Extracted records
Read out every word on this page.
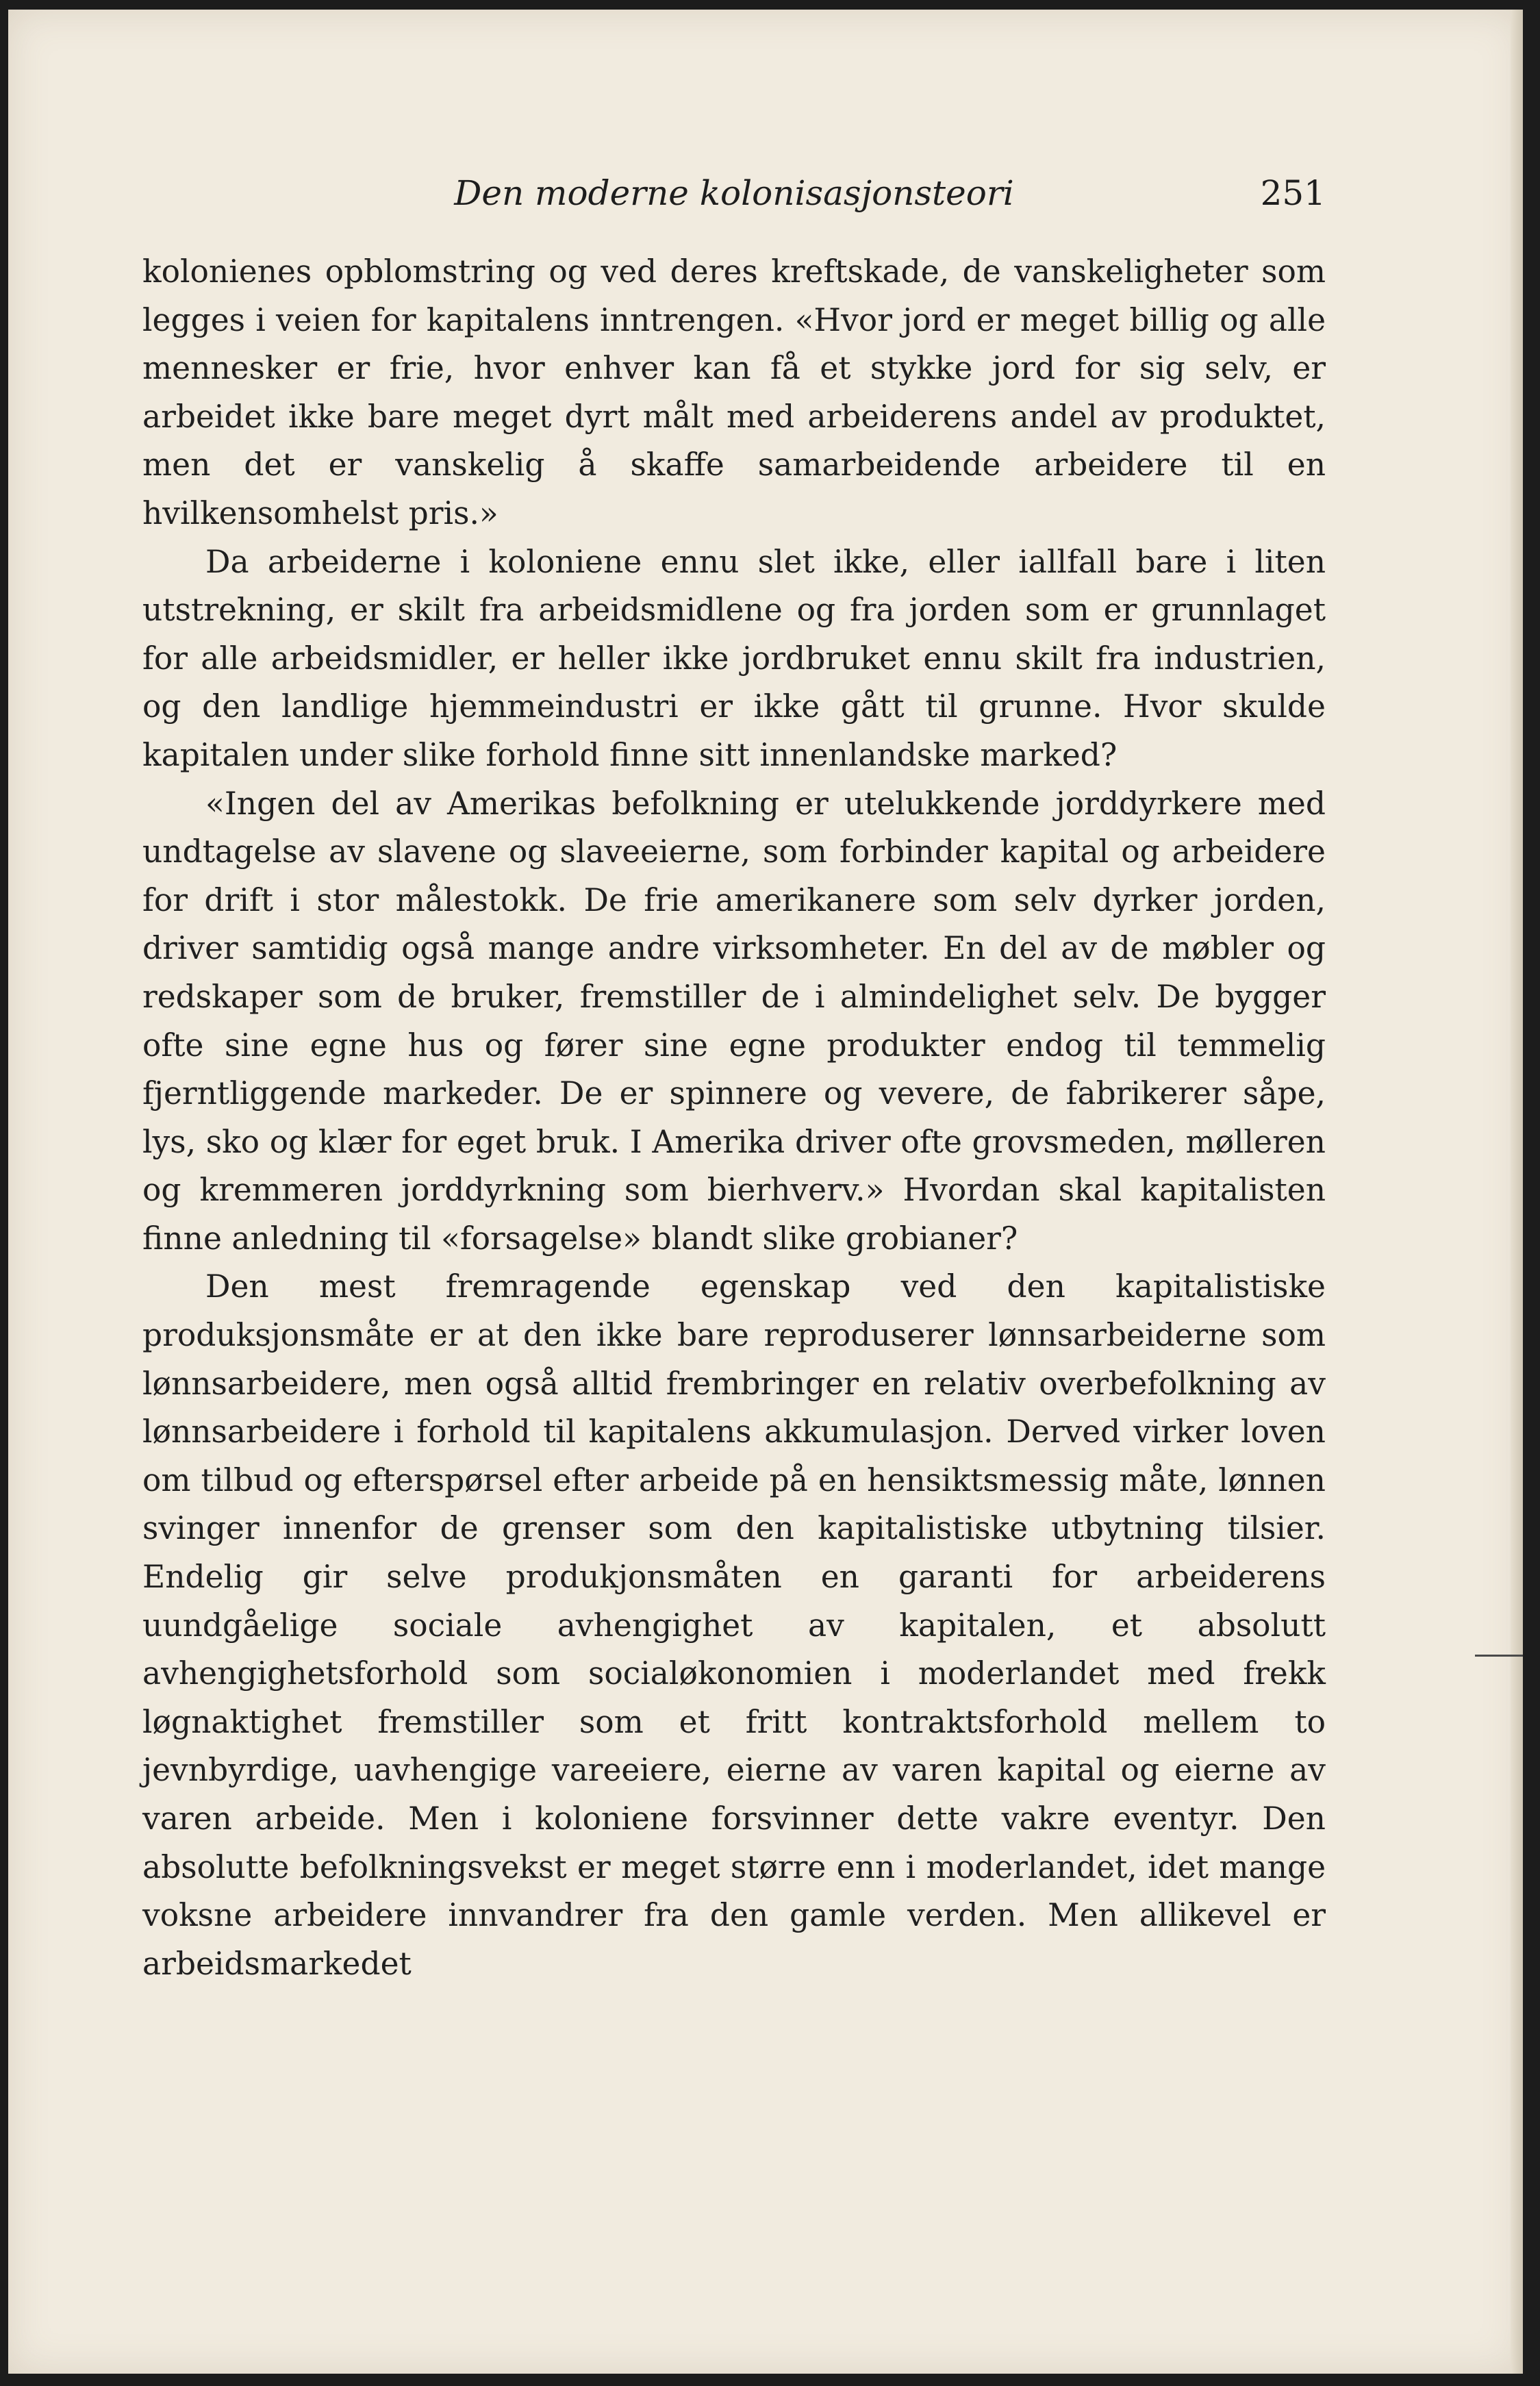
Den moderne kolonisasjonsteori	251

kolonienes opblomstring og ved deres kreftskade, de vanskeligheter som legges i veien for kapitalens inntrengen. «Hvor jord er meget billig og alle mennesker er frie, hvor enhver kan få et stykke jord for sig selv, er arbeidet ikke bare meget dyrt målt med arbeiderens andel av produktet, men det er vanskelig å skaffe samarbeidende arbeidere til en hvilkensomhelst pris.»

Da arbeiderne i koloniene ennu slet ikke, eller iallfall bare i liten utstrekning, er skilt fra arbeidsmidlene og fra jorden som er grunnlaget for alle arbeidsmidler, er heller ikke jordbruket ennu skilt fra industrien, og den landlige hjemmeindustri er ikke gått til grunne. Hvor skulde kapitalen under slike forhold finne sitt innenlandske marked?

«Ingen del av Amerikas befolkning er utelukkende jorddyrkere med undtagelse av slavene og slaveeierne, som forbinder kapital og arbeidere for drift i stor målestokk. De frie amerikanere som selv dyrker jorden, driver samtidig også mange andre virksomheter. En del av de møbler og redskaper som de bruker, fremstiller de i almindelighet selv. De bygger ofte sine egne hus og fører sine egne produkter endog til temmelig fjerntliggende markeder. De er spinnere og vevere, de fabrikerer såpe, lys, sko og klær for eget bruk. I Amerika driver ofte grovsmeden, mølleren og kremmeren jorddyrkning som bierhverv.» Hvordan skal kapitalisten finne anledning til «forsagelse» blandt slike grobianer?

Den mest fremragende egenskap ved den kapitalistiske produksjonsmåte er at den ikke bare reproduserer lønnsarbeiderne som lønnsarbeidere, men også alltid frembringer en relativ overbefolkning av lønnsarbeidere i forhold til kapitalens akkumulasjon. Derved virker loven om tilbud og efterspørsel efter arbeide på en hensiktsmessig måte, lønnen svinger innenfor de grenser som den kapitalistiske utbytning tilsier. Endelig gir selve produkjonsmåten en garanti for arbeiderens uundgåelige sociale avhengighet av kapitalen, et absolutt avhengighetsforhold som socialøkonomien i moderlandet med frekk løgnaktighet fremstiller som et fritt kontraktsforhold mellem to jevnbyrdige, uavhengige vareeiere, eierne av varen kapital og eierne av varen arbeide. Men i koloniene forsvinner dette vakre eventyr. Den absolutte befolkningsvekst er meget større enn i moderlandet, idet mange voksne arbeidere innvandrer fra den gamle verden. Men allikevel er arbeidsmarkedet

§ Work to be completed
List each line holding the string "alle".

§ Task answer
kolonienes opblomstring og ved deres kreftskade, de vanskeligheter som legges i veien for kapitalens inntrengen. «Hvor jord er meget billig og alle mennesker er frie, hvor enhver kan få et stykke jord for sig selv, er arbeidet ikke bare meget dyrt målt med arbeiderens andel av produktet, men det er vanskelig å skaffe samarbeidende arbeidere til en hvilkensomhelst pris.»
Da arbeiderne i koloniene ennu slet ikke, eller iallfall bare i liten utstrekning, er skilt fra arbeidsmidlene og fra jorden som er grunnlaget for alle arbeidsmidler, er heller ikke jordbruket ennu skilt fra industrien, og den landlige hjemmeindustri er ikke gått til grunne. Hvor skulde kapitalen under slike forhold finne sitt innenlandske marked?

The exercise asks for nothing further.